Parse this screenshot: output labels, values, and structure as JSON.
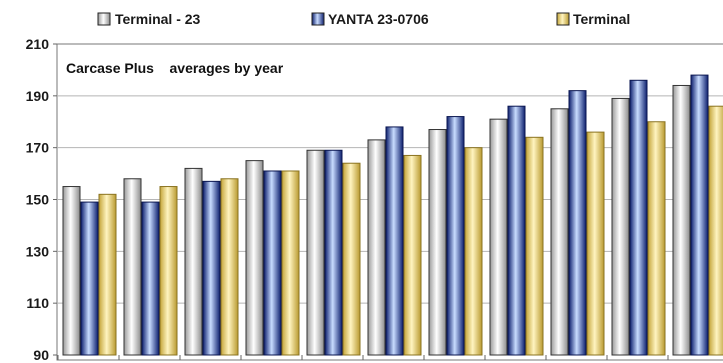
{
  "chart_data": {
    "type": "bar",
    "title": "Carcase Plus    averages by year",
    "categories": [
      "",
      "",
      "",
      "",
      "",
      "",
      "",
      "",
      "",
      "",
      ""
    ],
    "series": [
      {
        "name": "Terminal - 23",
        "values": [
          155,
          158,
          162,
          165,
          169,
          173,
          177,
          181,
          185,
          189,
          194
        ],
        "color": "#ffffff"
      },
      {
        "name": "YANTA 23-0706",
        "values": [
          149,
          149,
          157,
          161,
          169,
          178,
          182,
          186,
          192,
          196,
          198
        ],
        "color": "#1f3b9a"
      },
      {
        "name": "Terminal",
        "values": [
          152,
          155,
          158,
          161,
          164,
          167,
          170,
          174,
          176,
          180,
          186
        ],
        "color": "#d9c25a"
      }
    ],
    "ylim": [
      90,
      210
    ],
    "yticks": [
      90,
      110,
      130,
      150,
      170,
      190,
      210
    ],
    "grid": true,
    "legend_position": "top"
  }
}
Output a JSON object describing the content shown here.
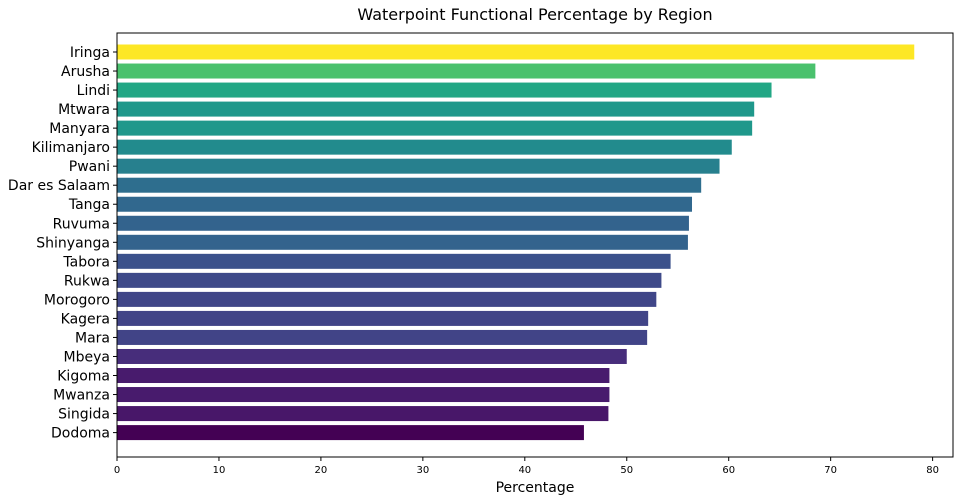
{
  "chart_data": {
    "type": "bar",
    "orientation": "horizontal",
    "title": "Waterpoint Functional Percentage by Region",
    "xlabel": "Percentage",
    "ylabel": "",
    "xlim": [
      0,
      82
    ],
    "xticks": [
      "0",
      "10",
      "20",
      "30",
      "40",
      "50",
      "60",
      "70",
      "80"
    ],
    "grid": false,
    "colormap": "viridis",
    "categories": [
      "Iringa",
      "Arusha",
      "Lindi",
      "Mtwara",
      "Manyara",
      "Kilimanjaro",
      "Pwani",
      "Dar es Salaam",
      "Tanga",
      "Ruvuma",
      "Shinyanga",
      "Tabora",
      "Rukwa",
      "Morogoro",
      "Kagera",
      "Mara",
      "Mbeya",
      "Kigoma",
      "Mwanza",
      "Singida",
      "Dodoma"
    ],
    "values": [
      78.2,
      68.5,
      64.2,
      62.5,
      62.3,
      60.3,
      59.1,
      57.3,
      56.4,
      56.1,
      56.0,
      54.3,
      53.4,
      52.9,
      52.1,
      52.0,
      50.0,
      48.3,
      48.3,
      48.2,
      45.8
    ],
    "colors": [
      "#fde725",
      "#4ac16d",
      "#22a785",
      "#1f988b",
      "#1f988b",
      "#228b8d",
      "#27808e",
      "#2e6e8e",
      "#31688e",
      "#33638d",
      "#33638d",
      "#3b518b",
      "#3e4a89",
      "#404688",
      "#414487",
      "#414487",
      "#472d7b",
      "#481b6d",
      "#481b6d",
      "#481769",
      "#440154"
    ]
  }
}
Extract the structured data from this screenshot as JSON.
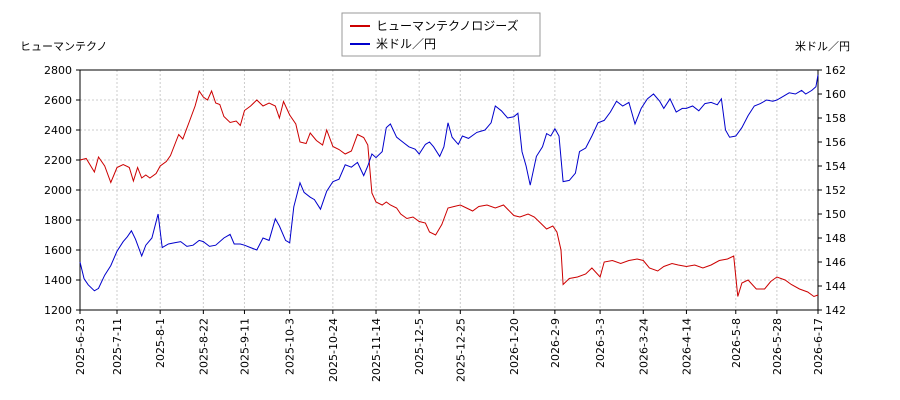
{
  "chart_data": {
    "type": "line",
    "grid": true,
    "legend_placement": "top-center",
    "left_axis_title": "ヒューマンテクノ",
    "right_axis_title": "米ドル／円",
    "left_ylim": [
      1200,
      2800
    ],
    "left_yticks": [
      1200,
      1400,
      1600,
      1800,
      2000,
      2200,
      2400,
      2600,
      2800
    ],
    "right_ylim": [
      142,
      162
    ],
    "right_yticks": [
      142,
      144,
      146,
      148,
      150,
      152,
      154,
      156,
      158,
      160,
      162
    ],
    "x_range": [
      "2025-6-23",
      "2026-6-17"
    ],
    "x_ticks": [
      "2025-6-23",
      "2025-7-11",
      "2025-8-1",
      "2025-8-22",
      "2025-9-11",
      "2025-10-3",
      "2025-10-24",
      "2025-11-14",
      "2025-12-5",
      "2025-12-25",
      "2026-1-20",
      "2026-2-9",
      "2026-3-3",
      "2026-3-24",
      "2026-4-14",
      "2026-5-8",
      "2026-5-28",
      "2026-6-17"
    ],
    "series": [
      {
        "name": "ヒューマンテクノロジーズ",
        "axis": "left",
        "color": "#cc0000",
        "points": [
          [
            "2025-6-23",
            2200
          ],
          [
            "2025-6-26",
            2210
          ],
          [
            "2025-6-30",
            2120
          ],
          [
            "2025-7-2",
            2220
          ],
          [
            "2025-7-5",
            2160
          ],
          [
            "2025-7-8",
            2050
          ],
          [
            "2025-7-11",
            2150
          ],
          [
            "2025-7-14",
            2170
          ],
          [
            "2025-7-17",
            2150
          ],
          [
            "2025-7-19",
            2060
          ],
          [
            "2025-7-21",
            2150
          ],
          [
            "2025-7-23",
            2080
          ],
          [
            "2025-7-25",
            2100
          ],
          [
            "2025-7-27",
            2080
          ],
          [
            "2025-7-30",
            2110
          ],
          [
            "2025-8-1",
            2160
          ],
          [
            "2025-8-4",
            2190
          ],
          [
            "2025-8-6",
            2230
          ],
          [
            "2025-8-8",
            2300
          ],
          [
            "2025-8-10",
            2370
          ],
          [
            "2025-8-12",
            2340
          ],
          [
            "2025-8-15",
            2450
          ],
          [
            "2025-8-18",
            2560
          ],
          [
            "2025-8-20",
            2660
          ],
          [
            "2025-8-22",
            2620
          ],
          [
            "2025-8-24",
            2600
          ],
          [
            "2025-8-26",
            2660
          ],
          [
            "2025-8-28",
            2580
          ],
          [
            "2025-8-30",
            2570
          ],
          [
            "2025-9-1",
            2490
          ],
          [
            "2025-9-4",
            2450
          ],
          [
            "2025-9-7",
            2460
          ],
          [
            "2025-9-9",
            2430
          ],
          [
            "2025-9-11",
            2530
          ],
          [
            "2025-9-14",
            2560
          ],
          [
            "2025-9-17",
            2600
          ],
          [
            "2025-9-20",
            2560
          ],
          [
            "2025-9-23",
            2580
          ],
          [
            "2025-9-26",
            2560
          ],
          [
            "2025-9-28",
            2480
          ],
          [
            "2025-9-30",
            2590
          ],
          [
            "2025-10-3",
            2500
          ],
          [
            "2025-10-6",
            2440
          ],
          [
            "2025-10-8",
            2320
          ],
          [
            "2025-10-11",
            2310
          ],
          [
            "2025-10-13",
            2380
          ],
          [
            "2025-10-16",
            2330
          ],
          [
            "2025-10-19",
            2300
          ],
          [
            "2025-10-21",
            2400
          ],
          [
            "2025-10-24",
            2290
          ],
          [
            "2025-10-27",
            2270
          ],
          [
            "2025-10-30",
            2240
          ],
          [
            "2025-11-2",
            2260
          ],
          [
            "2025-11-5",
            2370
          ],
          [
            "2025-11-8",
            2350
          ],
          [
            "2025-11-10",
            2300
          ],
          [
            "2025-11-12",
            1980
          ],
          [
            "2025-11-14",
            1920
          ],
          [
            "2025-11-17",
            1900
          ],
          [
            "2025-11-19",
            1920
          ],
          [
            "2025-11-21",
            1900
          ],
          [
            "2025-11-24",
            1880
          ],
          [
            "2025-11-26",
            1840
          ],
          [
            "2025-11-29",
            1810
          ],
          [
            "2025-12-2",
            1820
          ],
          [
            "2025-12-5",
            1790
          ],
          [
            "2025-12-8",
            1780
          ],
          [
            "2025-12-10",
            1720
          ],
          [
            "2025-12-13",
            1700
          ],
          [
            "2025-12-16",
            1770
          ],
          [
            "2025-12-19",
            1880
          ],
          [
            "2025-12-22",
            1890
          ],
          [
            "2025-12-25",
            1900
          ],
          [
            "2025-12-28",
            1880
          ],
          [
            "2025-12-31",
            1860
          ],
          [
            "2026-1-3",
            1890
          ],
          [
            "2026-1-7",
            1900
          ],
          [
            "2026-1-11",
            1880
          ],
          [
            "2026-1-15",
            1900
          ],
          [
            "2026-1-20",
            1830
          ],
          [
            "2026-1-23",
            1820
          ],
          [
            "2026-1-27",
            1840
          ],
          [
            "2026-1-30",
            1820
          ],
          [
            "2026-2-2",
            1780
          ],
          [
            "2026-2-5",
            1740
          ],
          [
            "2026-2-8",
            1760
          ],
          [
            "2026-2-10",
            1720
          ],
          [
            "2026-2-12",
            1600
          ],
          [
            "2026-2-13",
            1370
          ],
          [
            "2026-2-16",
            1410
          ],
          [
            "2026-2-20",
            1420
          ],
          [
            "2026-2-24",
            1440
          ],
          [
            "2026-2-27",
            1480
          ],
          [
            "2026-3-3",
            1420
          ],
          [
            "2026-3-5",
            1520
          ],
          [
            "2026-3-9",
            1530
          ],
          [
            "2026-3-13",
            1510
          ],
          [
            "2026-3-17",
            1530
          ],
          [
            "2026-3-21",
            1540
          ],
          [
            "2026-3-24",
            1530
          ],
          [
            "2026-3-27",
            1480
          ],
          [
            "2026-3-31",
            1460
          ],
          [
            "2026-4-3",
            1490
          ],
          [
            "2026-4-7",
            1510
          ],
          [
            "2026-4-10",
            1500
          ],
          [
            "2026-4-14",
            1490
          ],
          [
            "2026-4-18",
            1500
          ],
          [
            "2026-4-22",
            1480
          ],
          [
            "2026-4-26",
            1500
          ],
          [
            "2026-4-30",
            1530
          ],
          [
            "2026-5-4",
            1540
          ],
          [
            "2026-5-7",
            1560
          ],
          [
            "2026-5-9",
            1290
          ],
          [
            "2026-5-11",
            1380
          ],
          [
            "2026-5-14",
            1400
          ],
          [
            "2026-5-18",
            1340
          ],
          [
            "2026-5-22",
            1340
          ],
          [
            "2026-5-25",
            1390
          ],
          [
            "2026-5-28",
            1420
          ],
          [
            "2026-6-1",
            1400
          ],
          [
            "2026-6-4",
            1370
          ],
          [
            "2026-6-8",
            1340
          ],
          [
            "2026-6-12",
            1320
          ],
          [
            "2026-6-15",
            1290
          ],
          [
            "2026-6-17",
            1300
          ]
        ]
      },
      {
        "name": "米ドル／円",
        "axis": "right",
        "color": "#0000cc",
        "points": [
          [
            "2025-6-23",
            146.0
          ],
          [
            "2025-6-25",
            144.6
          ],
          [
            "2025-6-27",
            144.1
          ],
          [
            "2025-6-30",
            143.6
          ],
          [
            "2025-7-2",
            143.8
          ],
          [
            "2025-7-5",
            144.9
          ],
          [
            "2025-7-8",
            145.7
          ],
          [
            "2025-7-11",
            146.9
          ],
          [
            "2025-7-14",
            147.7
          ],
          [
            "2025-7-16",
            148.1
          ],
          [
            "2025-7-18",
            148.6
          ],
          [
            "2025-7-20",
            147.9
          ],
          [
            "2025-7-23",
            146.5
          ],
          [
            "2025-7-25",
            147.4
          ],
          [
            "2025-7-28",
            148.0
          ],
          [
            "2025-7-31",
            150.0
          ],
          [
            "2025-8-2",
            147.2
          ],
          [
            "2025-8-5",
            147.5
          ],
          [
            "2025-8-8",
            147.6
          ],
          [
            "2025-8-11",
            147.7
          ],
          [
            "2025-8-14",
            147.3
          ],
          [
            "2025-8-17",
            147.4
          ],
          [
            "2025-8-20",
            147.8
          ],
          [
            "2025-8-22",
            147.7
          ],
          [
            "2025-8-25",
            147.3
          ],
          [
            "2025-8-28",
            147.4
          ],
          [
            "2025-9-1",
            148.0
          ],
          [
            "2025-9-4",
            148.3
          ],
          [
            "2025-9-6",
            147.5
          ],
          [
            "2025-9-9",
            147.5
          ],
          [
            "2025-9-11",
            147.4
          ],
          [
            "2025-9-14",
            147.2
          ],
          [
            "2025-9-17",
            147.0
          ],
          [
            "2025-9-20",
            148.0
          ],
          [
            "2025-9-23",
            147.8
          ],
          [
            "2025-9-26",
            149.6
          ],
          [
            "2025-9-28",
            149.0
          ],
          [
            "2025-10-1",
            147.8
          ],
          [
            "2025-10-3",
            147.6
          ],
          [
            "2025-10-5",
            150.6
          ],
          [
            "2025-10-8",
            152.6
          ],
          [
            "2025-10-10",
            151.8
          ],
          [
            "2025-10-13",
            151.4
          ],
          [
            "2025-10-15",
            151.2
          ],
          [
            "2025-10-18",
            150.4
          ],
          [
            "2025-10-21",
            151.9
          ],
          [
            "2025-10-24",
            152.7
          ],
          [
            "2025-10-27",
            152.9
          ],
          [
            "2025-10-30",
            154.1
          ],
          [
            "2025-11-2",
            153.9
          ],
          [
            "2025-11-5",
            154.3
          ],
          [
            "2025-11-8",
            153.2
          ],
          [
            "2025-11-10",
            154.0
          ],
          [
            "2025-11-12",
            155.0
          ],
          [
            "2025-11-14",
            154.7
          ],
          [
            "2025-11-17",
            155.2
          ],
          [
            "2025-11-19",
            157.2
          ],
          [
            "2025-11-21",
            157.5
          ],
          [
            "2025-11-24",
            156.4
          ],
          [
            "2025-11-27",
            156.0
          ],
          [
            "2025-11-30",
            155.6
          ],
          [
            "2025-12-3",
            155.4
          ],
          [
            "2025-12-5",
            155.0
          ],
          [
            "2025-12-8",
            155.8
          ],
          [
            "2025-12-10",
            156.0
          ],
          [
            "2025-12-12",
            155.6
          ],
          [
            "2025-12-15",
            154.8
          ],
          [
            "2025-12-17",
            155.6
          ],
          [
            "2025-12-19",
            157.6
          ],
          [
            "2025-12-21",
            156.4
          ],
          [
            "2025-12-24",
            155.8
          ],
          [
            "2025-12-26",
            156.5
          ],
          [
            "2025-12-29",
            156.3
          ],
          [
            "2026-1-2",
            156.8
          ],
          [
            "2026-1-6",
            157.0
          ],
          [
            "2026-1-9",
            157.6
          ],
          [
            "2026-1-11",
            159.0
          ],
          [
            "2026-1-14",
            158.6
          ],
          [
            "2026-1-17",
            158.0
          ],
          [
            "2026-1-20",
            158.1
          ],
          [
            "2026-1-22",
            158.4
          ],
          [
            "2026-1-24",
            155.2
          ],
          [
            "2026-1-26",
            154.0
          ],
          [
            "2026-1-28",
            152.4
          ],
          [
            "2026-1-31",
            154.8
          ],
          [
            "2026-2-3",
            155.6
          ],
          [
            "2026-2-5",
            156.7
          ],
          [
            "2026-2-7",
            156.5
          ],
          [
            "2026-2-9",
            157.1
          ],
          [
            "2026-2-11",
            156.5
          ],
          [
            "2026-2-13",
            152.7
          ],
          [
            "2026-2-16",
            152.8
          ],
          [
            "2026-2-19",
            153.4
          ],
          [
            "2026-2-21",
            155.2
          ],
          [
            "2026-2-24",
            155.5
          ],
          [
            "2026-2-27",
            156.5
          ],
          [
            "2026-3-2",
            157.6
          ],
          [
            "2026-3-5",
            157.8
          ],
          [
            "2026-3-8",
            158.5
          ],
          [
            "2026-3-11",
            159.4
          ],
          [
            "2026-3-14",
            159.0
          ],
          [
            "2026-3-17",
            159.3
          ],
          [
            "2026-3-20",
            157.5
          ],
          [
            "2026-3-23",
            158.8
          ],
          [
            "2026-3-26",
            159.6
          ],
          [
            "2026-3-29",
            160.0
          ],
          [
            "2026-4-1",
            159.4
          ],
          [
            "2026-4-3",
            158.8
          ],
          [
            "2026-4-6",
            159.6
          ],
          [
            "2026-4-9",
            158.5
          ],
          [
            "2026-4-12",
            158.8
          ],
          [
            "2026-4-14",
            158.8
          ],
          [
            "2026-4-17",
            159.0
          ],
          [
            "2026-4-20",
            158.6
          ],
          [
            "2026-4-23",
            159.2
          ],
          [
            "2026-4-26",
            159.3
          ],
          [
            "2026-4-29",
            159.1
          ],
          [
            "2026-5-1",
            159.6
          ],
          [
            "2026-5-3",
            157.0
          ],
          [
            "2026-5-5",
            156.4
          ],
          [
            "2026-5-8",
            156.5
          ],
          [
            "2026-5-11",
            157.2
          ],
          [
            "2026-5-14",
            158.2
          ],
          [
            "2026-5-17",
            159.0
          ],
          [
            "2026-5-20",
            159.2
          ],
          [
            "2026-5-23",
            159.5
          ],
          [
            "2026-5-26",
            159.4
          ],
          [
            "2026-5-28",
            159.5
          ],
          [
            "2026-5-31",
            159.8
          ],
          [
            "2026-6-3",
            160.1
          ],
          [
            "2026-6-6",
            160.0
          ],
          [
            "2026-6-9",
            160.3
          ],
          [
            "2026-6-11",
            160.0
          ],
          [
            "2026-6-14",
            160.3
          ],
          [
            "2026-6-16",
            160.6
          ],
          [
            "2026-6-17",
            161.6
          ]
        ]
      }
    ]
  }
}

_____

→ Problem:
Locate the word "screenshot" in the data above. Copy every line carrying it.

→ Exercise answer:
Parse this screenshot: output labels, values, and structure as JSON.
Extract the structured data from this screenshot as JSON.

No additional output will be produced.